- [Exercise aim]:
Search the data below for the word "proportion" and copy each line that holds it.

[Data records]
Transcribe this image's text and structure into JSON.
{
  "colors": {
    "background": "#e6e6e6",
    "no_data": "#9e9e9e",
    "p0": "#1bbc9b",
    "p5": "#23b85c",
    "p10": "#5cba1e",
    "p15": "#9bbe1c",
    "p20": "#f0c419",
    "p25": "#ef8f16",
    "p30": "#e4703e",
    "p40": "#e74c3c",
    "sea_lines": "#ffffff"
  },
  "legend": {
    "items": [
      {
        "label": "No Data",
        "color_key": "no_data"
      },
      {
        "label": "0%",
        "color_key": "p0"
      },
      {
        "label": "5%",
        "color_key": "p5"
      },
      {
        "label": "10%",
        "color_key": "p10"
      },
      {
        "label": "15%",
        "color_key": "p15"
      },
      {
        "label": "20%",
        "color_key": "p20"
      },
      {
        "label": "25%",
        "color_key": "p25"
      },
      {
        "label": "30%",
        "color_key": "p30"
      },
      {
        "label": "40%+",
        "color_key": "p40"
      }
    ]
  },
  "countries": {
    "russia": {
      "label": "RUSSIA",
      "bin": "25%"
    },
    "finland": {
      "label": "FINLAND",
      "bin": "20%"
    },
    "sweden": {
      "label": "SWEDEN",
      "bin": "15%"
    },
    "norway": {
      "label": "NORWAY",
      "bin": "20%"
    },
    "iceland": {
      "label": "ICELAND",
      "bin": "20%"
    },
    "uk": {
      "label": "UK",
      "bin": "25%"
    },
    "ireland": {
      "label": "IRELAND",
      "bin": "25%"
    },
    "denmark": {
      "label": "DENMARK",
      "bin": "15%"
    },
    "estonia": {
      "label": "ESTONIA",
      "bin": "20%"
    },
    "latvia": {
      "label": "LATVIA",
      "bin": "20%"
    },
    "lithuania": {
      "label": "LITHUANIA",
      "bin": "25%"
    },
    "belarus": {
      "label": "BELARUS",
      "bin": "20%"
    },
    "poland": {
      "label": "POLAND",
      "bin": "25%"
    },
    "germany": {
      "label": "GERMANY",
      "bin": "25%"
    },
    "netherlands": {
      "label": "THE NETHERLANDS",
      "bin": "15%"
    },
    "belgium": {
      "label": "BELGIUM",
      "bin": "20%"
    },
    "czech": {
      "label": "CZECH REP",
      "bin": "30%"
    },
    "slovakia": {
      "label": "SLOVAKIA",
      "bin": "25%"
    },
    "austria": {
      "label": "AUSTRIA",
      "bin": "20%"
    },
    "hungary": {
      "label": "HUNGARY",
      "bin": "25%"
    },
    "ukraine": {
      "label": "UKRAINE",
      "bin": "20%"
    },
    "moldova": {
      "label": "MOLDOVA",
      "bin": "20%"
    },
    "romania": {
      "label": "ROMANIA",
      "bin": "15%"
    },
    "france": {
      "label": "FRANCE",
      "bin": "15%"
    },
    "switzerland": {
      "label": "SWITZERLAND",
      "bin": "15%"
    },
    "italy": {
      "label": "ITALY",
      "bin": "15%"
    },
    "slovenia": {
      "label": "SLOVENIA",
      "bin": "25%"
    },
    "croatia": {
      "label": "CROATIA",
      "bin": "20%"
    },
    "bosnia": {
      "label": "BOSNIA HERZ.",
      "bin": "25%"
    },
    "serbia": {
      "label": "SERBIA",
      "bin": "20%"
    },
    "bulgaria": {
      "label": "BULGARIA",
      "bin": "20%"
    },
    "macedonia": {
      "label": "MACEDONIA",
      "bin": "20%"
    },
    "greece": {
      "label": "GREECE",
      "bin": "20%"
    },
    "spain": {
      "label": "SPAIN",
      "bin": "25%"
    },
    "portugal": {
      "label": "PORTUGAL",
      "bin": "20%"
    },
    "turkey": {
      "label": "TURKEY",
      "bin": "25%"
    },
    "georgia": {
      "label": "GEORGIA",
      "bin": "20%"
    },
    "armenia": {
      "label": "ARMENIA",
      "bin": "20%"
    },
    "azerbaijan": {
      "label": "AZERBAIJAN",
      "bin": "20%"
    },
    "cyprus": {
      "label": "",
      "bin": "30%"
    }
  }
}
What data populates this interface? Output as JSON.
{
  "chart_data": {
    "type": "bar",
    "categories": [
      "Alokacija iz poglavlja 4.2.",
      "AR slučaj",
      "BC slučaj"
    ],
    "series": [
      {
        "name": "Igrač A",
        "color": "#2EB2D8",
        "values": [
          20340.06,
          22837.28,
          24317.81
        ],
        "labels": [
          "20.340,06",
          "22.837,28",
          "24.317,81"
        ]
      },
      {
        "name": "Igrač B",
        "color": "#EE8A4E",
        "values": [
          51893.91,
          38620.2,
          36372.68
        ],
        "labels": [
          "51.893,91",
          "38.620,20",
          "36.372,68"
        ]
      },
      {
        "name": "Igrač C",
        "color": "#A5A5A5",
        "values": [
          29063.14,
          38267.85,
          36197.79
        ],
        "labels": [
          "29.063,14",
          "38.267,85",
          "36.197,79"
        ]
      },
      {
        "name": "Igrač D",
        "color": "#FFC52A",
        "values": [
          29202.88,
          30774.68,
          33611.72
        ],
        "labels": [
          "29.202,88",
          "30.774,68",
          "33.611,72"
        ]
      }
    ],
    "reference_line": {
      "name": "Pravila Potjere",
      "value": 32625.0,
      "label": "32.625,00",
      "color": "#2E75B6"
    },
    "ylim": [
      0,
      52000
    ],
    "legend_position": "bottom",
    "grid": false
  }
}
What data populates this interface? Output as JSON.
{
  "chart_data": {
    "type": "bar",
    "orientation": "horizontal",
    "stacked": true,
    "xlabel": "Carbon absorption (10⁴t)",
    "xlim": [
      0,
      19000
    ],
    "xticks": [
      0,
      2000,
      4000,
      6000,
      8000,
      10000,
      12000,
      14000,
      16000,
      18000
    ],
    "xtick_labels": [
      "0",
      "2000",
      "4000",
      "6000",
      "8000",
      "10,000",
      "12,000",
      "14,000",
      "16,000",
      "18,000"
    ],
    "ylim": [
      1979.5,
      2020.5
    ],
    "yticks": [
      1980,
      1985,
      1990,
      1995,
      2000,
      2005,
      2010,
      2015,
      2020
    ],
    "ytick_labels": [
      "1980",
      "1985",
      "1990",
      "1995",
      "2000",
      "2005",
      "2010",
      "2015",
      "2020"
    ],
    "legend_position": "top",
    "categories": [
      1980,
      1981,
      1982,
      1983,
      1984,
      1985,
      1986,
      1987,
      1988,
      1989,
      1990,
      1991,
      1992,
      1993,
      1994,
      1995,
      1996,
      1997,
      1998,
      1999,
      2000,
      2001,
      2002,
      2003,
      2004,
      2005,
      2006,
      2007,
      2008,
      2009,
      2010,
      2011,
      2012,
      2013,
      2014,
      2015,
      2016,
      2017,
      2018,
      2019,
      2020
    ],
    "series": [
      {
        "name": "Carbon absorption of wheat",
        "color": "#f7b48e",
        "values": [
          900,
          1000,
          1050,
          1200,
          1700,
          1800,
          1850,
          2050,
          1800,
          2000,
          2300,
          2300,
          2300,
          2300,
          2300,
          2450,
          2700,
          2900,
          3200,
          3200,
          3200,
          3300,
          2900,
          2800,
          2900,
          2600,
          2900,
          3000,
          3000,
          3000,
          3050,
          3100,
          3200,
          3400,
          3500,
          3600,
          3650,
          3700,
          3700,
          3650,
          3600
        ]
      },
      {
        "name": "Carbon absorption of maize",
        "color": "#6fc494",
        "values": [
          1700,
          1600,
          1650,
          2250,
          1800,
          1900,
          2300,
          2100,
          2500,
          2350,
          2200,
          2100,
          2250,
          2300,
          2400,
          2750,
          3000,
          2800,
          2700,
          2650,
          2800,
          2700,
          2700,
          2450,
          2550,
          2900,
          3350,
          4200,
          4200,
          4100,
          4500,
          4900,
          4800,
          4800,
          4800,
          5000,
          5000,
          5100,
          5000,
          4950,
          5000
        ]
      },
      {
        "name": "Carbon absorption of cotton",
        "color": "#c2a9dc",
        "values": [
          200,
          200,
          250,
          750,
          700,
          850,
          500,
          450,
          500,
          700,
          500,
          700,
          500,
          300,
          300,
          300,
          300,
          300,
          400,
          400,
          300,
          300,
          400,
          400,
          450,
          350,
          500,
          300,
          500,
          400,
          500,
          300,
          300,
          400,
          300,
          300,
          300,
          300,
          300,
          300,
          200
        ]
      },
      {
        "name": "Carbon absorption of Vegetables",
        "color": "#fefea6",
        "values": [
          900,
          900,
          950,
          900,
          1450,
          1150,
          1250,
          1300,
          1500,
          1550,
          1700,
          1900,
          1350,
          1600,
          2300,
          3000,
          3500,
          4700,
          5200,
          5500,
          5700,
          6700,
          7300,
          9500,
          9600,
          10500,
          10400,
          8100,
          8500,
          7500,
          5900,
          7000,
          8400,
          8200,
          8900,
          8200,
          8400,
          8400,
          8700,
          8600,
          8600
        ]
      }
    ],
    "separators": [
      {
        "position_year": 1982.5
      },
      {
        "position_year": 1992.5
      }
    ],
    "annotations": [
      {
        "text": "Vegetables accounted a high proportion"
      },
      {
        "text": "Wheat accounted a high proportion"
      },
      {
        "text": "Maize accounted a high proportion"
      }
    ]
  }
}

- [Complete answer]:
        "text": "Vegetables accounted a high proportion"
        "text": "Wheat accounted a high proportion"
        "text": "Maize accounted a high proportion"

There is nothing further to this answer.